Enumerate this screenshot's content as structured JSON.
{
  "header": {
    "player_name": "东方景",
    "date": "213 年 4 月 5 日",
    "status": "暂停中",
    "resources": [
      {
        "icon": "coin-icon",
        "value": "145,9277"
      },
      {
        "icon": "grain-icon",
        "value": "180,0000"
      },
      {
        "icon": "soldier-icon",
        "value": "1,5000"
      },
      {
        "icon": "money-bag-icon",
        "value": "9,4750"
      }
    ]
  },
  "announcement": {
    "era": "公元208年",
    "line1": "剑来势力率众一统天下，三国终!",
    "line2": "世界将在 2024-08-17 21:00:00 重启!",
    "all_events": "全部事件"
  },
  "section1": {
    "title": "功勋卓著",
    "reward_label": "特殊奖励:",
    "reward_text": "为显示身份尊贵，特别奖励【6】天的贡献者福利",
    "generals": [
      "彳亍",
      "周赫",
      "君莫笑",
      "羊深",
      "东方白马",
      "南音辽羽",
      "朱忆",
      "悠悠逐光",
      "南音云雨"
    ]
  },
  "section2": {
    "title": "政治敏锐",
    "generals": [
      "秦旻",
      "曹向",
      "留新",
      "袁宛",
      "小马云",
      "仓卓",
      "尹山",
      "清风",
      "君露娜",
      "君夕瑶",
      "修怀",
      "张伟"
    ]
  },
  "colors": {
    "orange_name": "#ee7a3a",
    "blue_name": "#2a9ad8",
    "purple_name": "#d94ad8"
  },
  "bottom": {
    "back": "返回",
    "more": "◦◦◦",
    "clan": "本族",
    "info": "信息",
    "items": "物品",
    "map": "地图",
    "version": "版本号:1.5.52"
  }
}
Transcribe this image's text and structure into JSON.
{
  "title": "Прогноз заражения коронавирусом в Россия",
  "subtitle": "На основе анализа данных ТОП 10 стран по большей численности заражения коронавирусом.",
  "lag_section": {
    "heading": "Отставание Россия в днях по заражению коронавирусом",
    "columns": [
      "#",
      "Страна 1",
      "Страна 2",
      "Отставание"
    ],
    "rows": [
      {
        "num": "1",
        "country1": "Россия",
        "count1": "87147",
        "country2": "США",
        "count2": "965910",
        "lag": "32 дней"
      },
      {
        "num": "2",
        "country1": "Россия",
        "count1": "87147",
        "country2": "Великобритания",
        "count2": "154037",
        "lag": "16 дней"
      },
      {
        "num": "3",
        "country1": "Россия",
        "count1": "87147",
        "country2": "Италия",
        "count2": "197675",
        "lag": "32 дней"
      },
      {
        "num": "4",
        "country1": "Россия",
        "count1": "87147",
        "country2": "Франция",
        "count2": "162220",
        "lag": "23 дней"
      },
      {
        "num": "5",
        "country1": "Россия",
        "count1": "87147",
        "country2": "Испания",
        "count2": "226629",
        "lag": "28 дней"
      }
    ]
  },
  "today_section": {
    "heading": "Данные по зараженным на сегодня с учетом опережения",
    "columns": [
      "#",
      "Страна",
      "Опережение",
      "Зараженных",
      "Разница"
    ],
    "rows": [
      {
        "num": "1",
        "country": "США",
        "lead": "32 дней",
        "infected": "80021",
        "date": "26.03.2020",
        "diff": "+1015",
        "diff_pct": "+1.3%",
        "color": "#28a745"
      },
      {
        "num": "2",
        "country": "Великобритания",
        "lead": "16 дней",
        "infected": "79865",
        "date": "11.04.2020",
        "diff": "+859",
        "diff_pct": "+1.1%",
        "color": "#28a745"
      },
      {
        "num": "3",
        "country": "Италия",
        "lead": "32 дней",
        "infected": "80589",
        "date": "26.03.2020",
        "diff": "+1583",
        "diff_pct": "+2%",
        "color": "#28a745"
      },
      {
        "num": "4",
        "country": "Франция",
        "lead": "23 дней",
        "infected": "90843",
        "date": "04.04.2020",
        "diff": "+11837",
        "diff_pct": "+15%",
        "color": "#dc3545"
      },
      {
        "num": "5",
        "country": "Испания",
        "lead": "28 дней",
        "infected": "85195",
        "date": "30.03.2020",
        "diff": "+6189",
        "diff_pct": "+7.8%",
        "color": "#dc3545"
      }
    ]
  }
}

+--

> [Task instructions]:
Set down the material above again, word for word.

> [Exercise result]:
Enumerate this screenshot's content as structured JSON.
{
  "header": {
    "player_name": "东方景",
    "date": "213 年 4 月 5 日",
    "status": "暂停中",
    "resources": [
      {
        "icon": "coin-icon",
        "value": "145,9277"
      },
      {
        "icon": "grain-icon",
        "value": "180,0000"
      },
      {
        "icon": "soldier-icon",
        "value": "1,5000"
      },
      {
        "icon": "money-bag-icon",
        "value": "9,4750"
      }
    ]
  },
  "announcement": {
    "era": "公元208年",
    "line1": "剑来势力率众一统天下，三国终!",
    "line2": "世界将在 2024-08-17 21:00:00 重启!",
    "all_events": "全部事件"
  },
  "section1": {
    "title": "功勋卓著",
    "reward_label": "特殊奖励:",
    "reward_text": "为显示身份尊贵，特别奖励【6】天的贡献者福利",
    "generals": [
      "彳亍",
      "周赫",
      "君莫笑",
      "羊深",
      "东方白马",
      "南音辽羽",
      "朱忆",
      "悠悠逐光",
      "南音云雨"
    ]
  },
  "section2": {
    "title": "政治敏锐",
    "generals": [
      "秦旻",
      "曹向",
      "留新",
      "袁宛",
      "小马云",
      "仓卓",
      "尹山",
      "清风",
      "君露娜",
      "君夕瑶",
      "修怀",
      "张伟"
    ]
  },
  "colors": {
    "orange_name": "#ee7a3a",
    "blue_name": "#2a9ad8",
    "purple_name": "#d94ad8"
  },
  "bottom": {
    "back": "返回",
    "more": "◦◦◦",
    "clan": "本族",
    "info": "信息",
    "items": "物品",
    "map": "地图",
    "version": "版本号:1.5.52"
  }
}
Transcribe this image's text and structure into JSON.
{
  "title": "Прогноз заражения коронавирусом в Россия",
  "subtitle": "На основе анализа данных ТОП 10 стран по большей численности заражения коронавирусом.",
  "lag_section": {
    "heading": "Отставание Россия в днях по заражению коронавирусом",
    "columns": [
      "#",
      "Страна 1",
      "Страна 2",
      "Отставание"
    ],
    "rows": [
      {
        "num": "1",
        "country1": "Россия",
        "count1": "87147",
        "country2": "США",
        "count2": "965910",
        "lag": "32 дней"
      },
      {
        "num": "2",
        "country1": "Россия",
        "count1": "87147",
        "country2": "Великобритания",
        "count2": "154037",
        "lag": "16 дней"
      },
      {
        "num": "3",
        "country1": "Россия",
        "count1": "87147",
        "country2": "Италия",
        "count2": "197675",
        "lag": "32 дней"
      },
      {
        "num": "4",
        "country1": "Россия",
        "count1": "87147",
        "country2": "Франция",
        "count2": "162220",
        "lag": "23 дней"
      },
      {
        "num": "5",
        "country1": "Россия",
        "count1": "87147",
        "country2": "Испания",
        "count2": "226629",
        "lag": "28 дней"
      }
    ]
  },
  "today_section": {
    "heading": "Данные по зараженным на сегодня с учетом опережения",
    "columns": [
      "#",
      "Страна",
      "Опережение",
      "Зараженных",
      "Разница"
    ],
    "rows": [
      {
        "num": "1",
        "country": "США",
        "lead": "32 дней",
        "infected": "80021",
        "date": "26.03.2020",
        "diff": "+1015",
        "diff_pct": "+1.3%",
        "color": "#28a745"
      },
      {
        "num": "2",
        "country": "Великобритания",
        "lead": "16 дней",
        "infected": "79865",
        "date": "11.04.2020",
        "diff": "+859",
        "diff_pct": "+1.1%",
        "color": "#28a745"
      },
      {
        "num": "3",
        "country": "Италия",
        "lead": "32 дней",
        "infected": "80589",
        "date": "26.03.2020",
        "diff": "+1583",
        "diff_pct": "+2%",
        "color": "#28a745"
      },
      {
        "num": "4",
        "country": "Франция",
        "lead": "23 дней",
        "infected": "90843",
        "date": "04.04.2020",
        "diff": "+11837",
        "diff_pct": "+15%",
        "color": "#dc3545"
      },
      {
        "num": "5",
        "country": "Испания",
        "lead": "28 дней",
        "infected": "85195",
        "date": "30.03.2020",
        "diff": "+6189",
        "diff_pct": "+7.8%",
        "color": "#dc3545"
      }
    ]
  }
}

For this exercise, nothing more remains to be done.